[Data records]
"""

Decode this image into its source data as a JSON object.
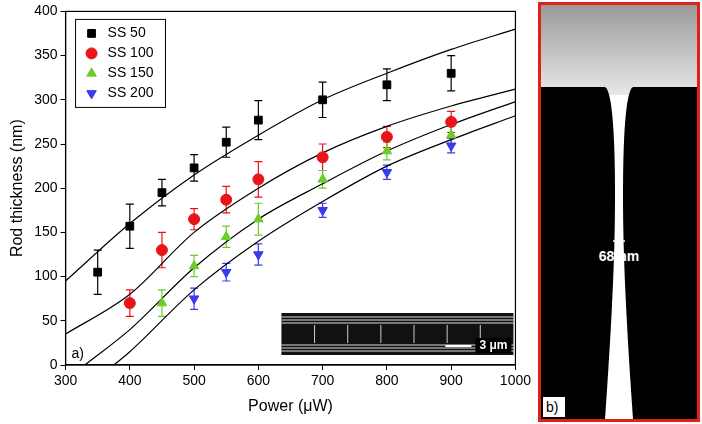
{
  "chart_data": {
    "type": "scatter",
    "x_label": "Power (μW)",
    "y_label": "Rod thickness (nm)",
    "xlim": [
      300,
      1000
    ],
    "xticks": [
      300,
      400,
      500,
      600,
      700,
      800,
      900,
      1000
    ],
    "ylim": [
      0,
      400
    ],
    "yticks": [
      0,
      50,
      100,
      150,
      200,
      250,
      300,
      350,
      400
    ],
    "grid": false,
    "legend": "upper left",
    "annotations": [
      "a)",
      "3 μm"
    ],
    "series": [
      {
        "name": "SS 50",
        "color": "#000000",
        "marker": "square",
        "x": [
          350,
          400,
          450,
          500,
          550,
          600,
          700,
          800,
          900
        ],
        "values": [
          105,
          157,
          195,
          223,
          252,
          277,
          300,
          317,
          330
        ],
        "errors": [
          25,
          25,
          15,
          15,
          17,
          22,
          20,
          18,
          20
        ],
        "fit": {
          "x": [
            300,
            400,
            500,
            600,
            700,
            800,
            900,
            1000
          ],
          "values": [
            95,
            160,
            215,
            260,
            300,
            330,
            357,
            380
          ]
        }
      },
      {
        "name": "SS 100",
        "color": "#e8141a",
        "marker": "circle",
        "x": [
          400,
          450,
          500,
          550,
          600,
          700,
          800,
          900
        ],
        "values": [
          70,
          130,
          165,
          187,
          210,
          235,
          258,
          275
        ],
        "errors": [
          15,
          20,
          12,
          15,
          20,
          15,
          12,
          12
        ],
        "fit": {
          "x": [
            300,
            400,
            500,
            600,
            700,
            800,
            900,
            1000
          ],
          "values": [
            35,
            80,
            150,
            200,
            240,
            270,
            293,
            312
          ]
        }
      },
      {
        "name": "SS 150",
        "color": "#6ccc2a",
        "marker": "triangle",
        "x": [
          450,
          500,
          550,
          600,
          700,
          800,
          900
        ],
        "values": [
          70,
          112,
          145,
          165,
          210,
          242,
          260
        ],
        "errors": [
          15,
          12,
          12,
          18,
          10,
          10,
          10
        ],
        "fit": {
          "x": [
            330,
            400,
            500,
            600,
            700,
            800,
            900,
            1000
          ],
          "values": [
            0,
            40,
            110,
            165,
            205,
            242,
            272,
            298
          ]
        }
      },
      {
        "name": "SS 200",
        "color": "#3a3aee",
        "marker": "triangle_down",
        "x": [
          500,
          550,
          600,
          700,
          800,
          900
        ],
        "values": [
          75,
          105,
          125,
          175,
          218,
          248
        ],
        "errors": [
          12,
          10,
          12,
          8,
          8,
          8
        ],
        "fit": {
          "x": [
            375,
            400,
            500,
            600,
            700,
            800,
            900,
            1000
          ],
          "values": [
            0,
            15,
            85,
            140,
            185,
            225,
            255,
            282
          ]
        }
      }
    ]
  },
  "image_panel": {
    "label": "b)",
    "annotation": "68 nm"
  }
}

"""
"""

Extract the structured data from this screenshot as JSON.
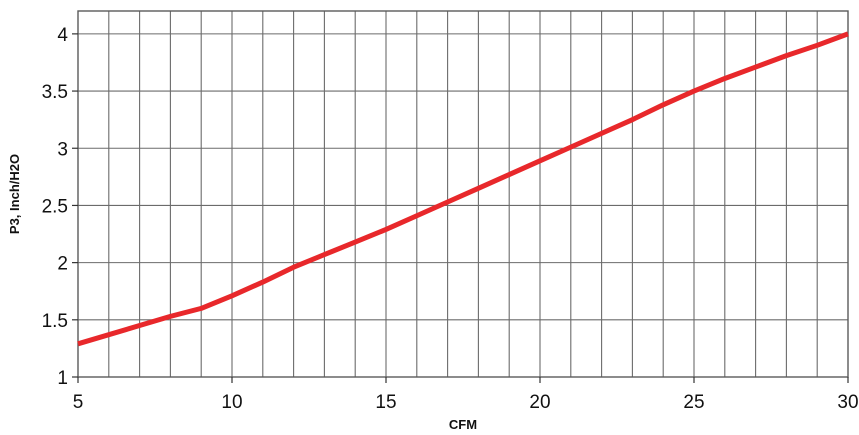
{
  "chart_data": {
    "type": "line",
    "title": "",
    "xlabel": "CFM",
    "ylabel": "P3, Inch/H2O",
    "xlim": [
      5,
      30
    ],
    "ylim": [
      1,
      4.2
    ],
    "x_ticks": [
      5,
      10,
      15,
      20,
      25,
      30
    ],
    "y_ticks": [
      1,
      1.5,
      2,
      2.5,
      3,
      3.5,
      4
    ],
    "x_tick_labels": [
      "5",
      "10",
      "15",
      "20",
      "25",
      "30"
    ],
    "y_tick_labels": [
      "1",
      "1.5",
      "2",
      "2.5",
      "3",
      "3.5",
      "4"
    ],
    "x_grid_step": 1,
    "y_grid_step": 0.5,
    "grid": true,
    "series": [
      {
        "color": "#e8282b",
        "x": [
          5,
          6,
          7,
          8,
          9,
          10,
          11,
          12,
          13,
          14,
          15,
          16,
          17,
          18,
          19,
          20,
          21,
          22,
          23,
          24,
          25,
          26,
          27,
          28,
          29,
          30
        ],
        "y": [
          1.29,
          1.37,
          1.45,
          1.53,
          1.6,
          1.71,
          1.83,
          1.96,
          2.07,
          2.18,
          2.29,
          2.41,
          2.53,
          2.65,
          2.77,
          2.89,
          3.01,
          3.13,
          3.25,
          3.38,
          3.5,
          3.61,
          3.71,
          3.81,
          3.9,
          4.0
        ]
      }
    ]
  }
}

"""

#### Aim:
Locate all lines holding the word "this", then copy them out.

#### Answer in full:
Decode this image into its source data as a JSON object.
Extract the structured data from this screenshot as JSON.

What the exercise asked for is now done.